Dataset entries on figures:
++++++++++++++++++++

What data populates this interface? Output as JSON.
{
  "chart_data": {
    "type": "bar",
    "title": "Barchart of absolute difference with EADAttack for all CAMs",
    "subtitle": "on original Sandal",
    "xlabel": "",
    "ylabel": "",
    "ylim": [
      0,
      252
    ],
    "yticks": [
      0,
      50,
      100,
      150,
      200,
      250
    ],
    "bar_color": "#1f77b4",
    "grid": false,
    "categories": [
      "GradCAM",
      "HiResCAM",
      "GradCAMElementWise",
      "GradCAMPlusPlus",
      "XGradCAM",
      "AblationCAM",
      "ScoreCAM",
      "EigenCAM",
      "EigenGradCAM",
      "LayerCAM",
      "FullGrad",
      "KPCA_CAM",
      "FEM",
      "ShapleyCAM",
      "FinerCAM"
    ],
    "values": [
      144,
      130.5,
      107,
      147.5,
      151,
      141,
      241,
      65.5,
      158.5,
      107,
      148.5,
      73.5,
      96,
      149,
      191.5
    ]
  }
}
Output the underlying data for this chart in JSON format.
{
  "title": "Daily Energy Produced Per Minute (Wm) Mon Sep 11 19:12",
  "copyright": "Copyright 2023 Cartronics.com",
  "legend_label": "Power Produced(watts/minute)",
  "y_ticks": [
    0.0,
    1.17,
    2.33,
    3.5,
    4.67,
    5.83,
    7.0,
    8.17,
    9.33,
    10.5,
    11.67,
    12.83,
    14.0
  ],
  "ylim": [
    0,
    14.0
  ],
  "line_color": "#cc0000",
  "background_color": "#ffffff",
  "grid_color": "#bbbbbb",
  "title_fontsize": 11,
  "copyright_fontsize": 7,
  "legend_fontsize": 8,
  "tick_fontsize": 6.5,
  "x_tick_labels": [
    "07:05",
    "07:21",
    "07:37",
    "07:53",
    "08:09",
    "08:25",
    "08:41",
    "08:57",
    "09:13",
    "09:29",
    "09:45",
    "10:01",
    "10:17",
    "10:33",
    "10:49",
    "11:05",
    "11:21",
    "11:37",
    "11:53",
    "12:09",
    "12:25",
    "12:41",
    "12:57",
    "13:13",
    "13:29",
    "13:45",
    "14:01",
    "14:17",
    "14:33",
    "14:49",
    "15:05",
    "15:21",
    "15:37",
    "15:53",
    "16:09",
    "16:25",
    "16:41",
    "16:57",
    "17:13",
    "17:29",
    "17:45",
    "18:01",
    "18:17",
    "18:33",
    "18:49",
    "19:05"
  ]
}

++++++++++++++++++++

WHAT IS REQUIRED -> Please set down each line of the records exactly as given.

RESULT OF THIS TASK ->
What data populates this interface? Output as JSON.
{
  "chart_data": {
    "type": "bar",
    "title": "Barchart of absolute difference with EADAttack for all CAMs",
    "subtitle": "on original Sandal",
    "xlabel": "",
    "ylabel": "",
    "ylim": [
      0,
      252
    ],
    "yticks": [
      0,
      50,
      100,
      150,
      200,
      250
    ],
    "bar_color": "#1f77b4",
    "grid": false,
    "categories": [
      "GradCAM",
      "HiResCAM",
      "GradCAMElementWise",
      "GradCAMPlusPlus",
      "XGradCAM",
      "AblationCAM",
      "ScoreCAM",
      "EigenCAM",
      "EigenGradCAM",
      "LayerCAM",
      "FullGrad",
      "KPCA_CAM",
      "FEM",
      "ShapleyCAM",
      "FinerCAM"
    ],
    "values": [
      144,
      130.5,
      107,
      147.5,
      151,
      141,
      241,
      65.5,
      158.5,
      107,
      148.5,
      73.5,
      96,
      149,
      191.5
    ]
  }
}
Output the underlying data for this chart in JSON format.
{
  "title": "Daily Energy Produced Per Minute (Wm) Mon Sep 11 19:12",
  "copyright": "Copyright 2023 Cartronics.com",
  "legend_label": "Power Produced(watts/minute)",
  "y_ticks": [
    0.0,
    1.17,
    2.33,
    3.5,
    4.67,
    5.83,
    7.0,
    8.17,
    9.33,
    10.5,
    11.67,
    12.83,
    14.0
  ],
  "ylim": [
    0,
    14.0
  ],
  "line_color": "#cc0000",
  "background_color": "#ffffff",
  "grid_color": "#bbbbbb",
  "title_fontsize": 11,
  "copyright_fontsize": 7,
  "legend_fontsize": 8,
  "tick_fontsize": 6.5,
  "x_tick_labels": [
    "07:05",
    "07:21",
    "07:37",
    "07:53",
    "08:09",
    "08:25",
    "08:41",
    "08:57",
    "09:13",
    "09:29",
    "09:45",
    "10:01",
    "10:17",
    "10:33",
    "10:49",
    "11:05",
    "11:21",
    "11:37",
    "11:53",
    "12:09",
    "12:25",
    "12:41",
    "12:57",
    "13:13",
    "13:29",
    "13:45",
    "14:01",
    "14:17",
    "14:33",
    "14:49",
    "15:05",
    "15:21",
    "15:37",
    "15:53",
    "16:09",
    "16:25",
    "16:41",
    "16:57",
    "17:13",
    "17:29",
    "17:45",
    "18:01",
    "18:17",
    "18:33",
    "18:49",
    "19:05"
  ]
}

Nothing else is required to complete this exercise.